→ **Saved data entries**:
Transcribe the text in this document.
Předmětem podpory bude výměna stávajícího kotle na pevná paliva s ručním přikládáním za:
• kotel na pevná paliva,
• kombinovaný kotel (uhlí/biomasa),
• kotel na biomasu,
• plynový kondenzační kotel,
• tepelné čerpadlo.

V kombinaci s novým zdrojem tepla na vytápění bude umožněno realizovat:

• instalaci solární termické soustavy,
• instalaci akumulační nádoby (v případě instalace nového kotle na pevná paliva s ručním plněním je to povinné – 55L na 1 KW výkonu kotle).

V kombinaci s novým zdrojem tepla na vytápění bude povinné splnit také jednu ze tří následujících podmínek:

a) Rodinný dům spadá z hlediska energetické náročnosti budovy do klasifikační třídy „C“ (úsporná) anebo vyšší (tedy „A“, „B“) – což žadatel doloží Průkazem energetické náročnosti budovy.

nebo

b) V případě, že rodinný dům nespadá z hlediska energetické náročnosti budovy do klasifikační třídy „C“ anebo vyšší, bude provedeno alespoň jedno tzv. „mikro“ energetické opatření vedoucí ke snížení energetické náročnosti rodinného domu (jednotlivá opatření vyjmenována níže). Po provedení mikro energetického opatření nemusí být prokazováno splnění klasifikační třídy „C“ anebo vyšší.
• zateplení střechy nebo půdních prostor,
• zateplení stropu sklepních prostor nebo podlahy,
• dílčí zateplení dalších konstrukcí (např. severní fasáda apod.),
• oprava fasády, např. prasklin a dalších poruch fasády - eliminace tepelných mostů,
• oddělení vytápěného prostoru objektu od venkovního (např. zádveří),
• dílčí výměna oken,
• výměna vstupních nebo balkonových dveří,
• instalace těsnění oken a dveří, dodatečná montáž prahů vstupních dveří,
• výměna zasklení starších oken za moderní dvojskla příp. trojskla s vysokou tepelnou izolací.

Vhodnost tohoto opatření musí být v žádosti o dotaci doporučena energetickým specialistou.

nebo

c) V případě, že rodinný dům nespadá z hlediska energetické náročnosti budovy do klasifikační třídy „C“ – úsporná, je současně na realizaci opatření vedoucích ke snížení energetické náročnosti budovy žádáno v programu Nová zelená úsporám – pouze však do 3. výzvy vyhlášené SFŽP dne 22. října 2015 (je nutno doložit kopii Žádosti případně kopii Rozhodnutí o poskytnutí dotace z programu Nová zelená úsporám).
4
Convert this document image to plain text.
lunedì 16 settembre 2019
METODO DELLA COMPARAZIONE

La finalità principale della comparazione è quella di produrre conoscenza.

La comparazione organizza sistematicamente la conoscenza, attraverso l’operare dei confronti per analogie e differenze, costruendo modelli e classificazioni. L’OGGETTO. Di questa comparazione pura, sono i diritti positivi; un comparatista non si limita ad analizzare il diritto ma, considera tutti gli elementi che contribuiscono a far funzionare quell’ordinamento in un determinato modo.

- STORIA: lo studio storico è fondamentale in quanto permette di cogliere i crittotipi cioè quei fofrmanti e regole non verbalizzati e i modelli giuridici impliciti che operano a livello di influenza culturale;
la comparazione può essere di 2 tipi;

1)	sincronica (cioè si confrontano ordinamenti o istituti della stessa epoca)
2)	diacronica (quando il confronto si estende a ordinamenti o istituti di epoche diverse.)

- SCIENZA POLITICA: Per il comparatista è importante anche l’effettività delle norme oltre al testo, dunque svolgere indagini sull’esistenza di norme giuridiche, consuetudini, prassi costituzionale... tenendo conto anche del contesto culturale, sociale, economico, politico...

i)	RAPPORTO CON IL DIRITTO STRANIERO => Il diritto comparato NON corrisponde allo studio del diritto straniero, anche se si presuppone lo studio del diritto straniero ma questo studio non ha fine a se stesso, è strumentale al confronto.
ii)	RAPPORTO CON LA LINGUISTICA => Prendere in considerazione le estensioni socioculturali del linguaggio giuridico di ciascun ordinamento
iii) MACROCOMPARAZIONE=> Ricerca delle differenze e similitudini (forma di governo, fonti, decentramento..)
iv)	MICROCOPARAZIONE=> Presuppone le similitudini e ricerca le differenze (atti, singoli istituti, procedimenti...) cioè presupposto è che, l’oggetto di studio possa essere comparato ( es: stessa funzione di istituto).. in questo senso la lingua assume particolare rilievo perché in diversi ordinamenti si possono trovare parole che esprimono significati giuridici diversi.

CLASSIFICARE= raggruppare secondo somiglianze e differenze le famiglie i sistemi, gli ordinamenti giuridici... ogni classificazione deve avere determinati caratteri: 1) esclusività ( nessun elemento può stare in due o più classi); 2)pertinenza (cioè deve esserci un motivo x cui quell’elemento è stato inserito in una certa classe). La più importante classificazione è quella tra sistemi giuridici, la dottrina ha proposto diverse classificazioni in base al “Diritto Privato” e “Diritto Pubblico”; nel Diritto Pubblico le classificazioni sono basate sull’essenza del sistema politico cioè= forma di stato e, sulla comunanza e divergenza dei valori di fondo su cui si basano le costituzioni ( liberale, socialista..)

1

→ **WHAT YOU SHOULD DO**: Repeat the data precisely, line by line.

→ **ANSWER TO THIS PROBLEM**:
Transcribe the text in this document.
Předmětem podpory bude výměna stávajícího kotle na pevná paliva s ručním přikládáním za:
• kotel na pevná paliva,
• kombinovaný kotel (uhlí/biomasa),
• kotel na biomasu,
• plynový kondenzační kotel,
• tepelné čerpadlo.

V kombinaci s novým zdrojem tepla na vytápění bude umožněno realizovat:

• instalaci solární termické soustavy,
• instalaci akumulační nádoby (v případě instalace nového kotle na pevná paliva s ručním plněním je to povinné – 55L na 1 KW výkonu kotle).

V kombinaci s novým zdrojem tepla na vytápění bude povinné splnit také jednu ze tří následujících podmínek:

a) Rodinný dům spadá z hlediska energetické náročnosti budovy do klasifikační třídy „C“ (úsporná) anebo vyšší (tedy „A“, „B“) – což žadatel doloží Průkazem energetické náročnosti budovy.

nebo

b) V případě, že rodinný dům nespadá z hlediska energetické náročnosti budovy do klasifikační třídy „C“ anebo vyšší, bude provedeno alespoň jedno tzv. „mikro“ energetické opatření vedoucí ke snížení energetické náročnosti rodinného domu (jednotlivá opatření vyjmenována níže). Po provedení mikro energetického opatření nemusí být prokazováno splnění klasifikační třídy „C“ anebo vyšší.
• zateplení střechy nebo půdních prostor,
• zateplení stropu sklepních prostor nebo podlahy,
• dílčí zateplení dalších konstrukcí (např. severní fasáda apod.),
• oprava fasády, např. prasklin a dalších poruch fasády - eliminace tepelných mostů,
• oddělení vytápěného prostoru objektu od venkovního (např. zádveří),
• dílčí výměna oken,
• výměna vstupních nebo balkonových dveří,
• instalace těsnění oken a dveří, dodatečná montáž prahů vstupních dveří,
• výměna zasklení starších oken za moderní dvojskla příp. trojskla s vysokou tepelnou izolací.

Vhodnost tohoto opatření musí být v žádosti o dotaci doporučena energetickým specialistou.

nebo

c) V případě, že rodinný dům nespadá z hlediska energetické náročnosti budovy do klasifikační třídy „C“ – úsporná, je současně na realizaci opatření vedoucích ke snížení energetické náročnosti budovy žádáno v programu Nová zelená úsporám – pouze však do 3. výzvy vyhlášené SFŽP dne 22. října 2015 (je nutno doložit kopii Žádosti případně kopii Rozhodnutí o poskytnutí dotace z programu Nová zelená úsporám).
4
Convert this document image to plain text.
lunedì 16 settembre 2019
METODO DELLA COMPARAZIONE

La finalità principale della comparazione è quella di produrre conoscenza.

La comparazione organizza sistematicamente la conoscenza, attraverso l’operare dei confronti per analogie e differenze, costruendo modelli e classificazioni. L’OGGETTO. Di questa comparazione pura, sono i diritti positivi; un comparatista non si limita ad analizzare il diritto ma, considera tutti gli elementi che contribuiscono a far funzionare quell’ordinamento in un determinato modo.

- STORIA: lo studio storico è fondamentale in quanto permette di cogliere i crittotipi cioè quei fofrmanti e regole non verbalizzati e i modelli giuridici impliciti che operano a livello di influenza culturale;
la comparazione può essere di 2 tipi;

1)	sincronica (cioè si confrontano ordinamenti o istituti della stessa epoca)
2)	diacronica (quando il confronto si estende a ordinamenti o istituti di epoche diverse.)

- SCIENZA POLITICA: Per il comparatista è importante anche l’effettività delle norme oltre al testo, dunque svolgere indagini sull’esistenza di norme giuridiche, consuetudini, prassi costituzionale... tenendo conto anche del contesto culturale, sociale, economico, politico...

i)	RAPPORTO CON IL DIRITTO STRANIERO => Il diritto comparato NON corrisponde allo studio del diritto straniero, anche se si presuppone lo studio del diritto straniero ma questo studio non ha fine a se stesso, è strumentale al confronto.
ii)	RAPPORTO CON LA LINGUISTICA => Prendere in considerazione le estensioni socioculturali del linguaggio giuridico di ciascun ordinamento
iii) MACROCOMPARAZIONE=> Ricerca delle differenze e similitudini (forma di governo, fonti, decentramento..)
iv)	MICROCOPARAZIONE=> Presuppone le similitudini e ricerca le differenze (atti, singoli istituti, procedimenti...) cioè presupposto è che, l’oggetto di studio possa essere comparato ( es: stessa funzione di istituto).. in questo senso la lingua assume particolare rilievo perché in diversi ordinamenti si possono trovare parole che esprimono significati giuridici diversi.

CLASSIFICARE= raggruppare secondo somiglianze e differenze le famiglie i sistemi, gli ordinamenti giuridici... ogni classificazione deve avere determinati caratteri: 1) esclusività ( nessun elemento può stare in due o più classi); 2)pertinenza (cioè deve esserci un motivo x cui quell’elemento è stato inserito in una certa classe). La più importante classificazione è quella tra sistemi giuridici, la dottrina ha proposto diverse classificazioni in base al “Diritto Privato” e “Diritto Pubblico”; nel Diritto Pubblico le classificazioni sono basate sull’essenza del sistema politico cioè= forma di stato e, sulla comunanza e divergenza dei valori di fondo su cui si basano le costituzioni ( liberale, socialista..)

1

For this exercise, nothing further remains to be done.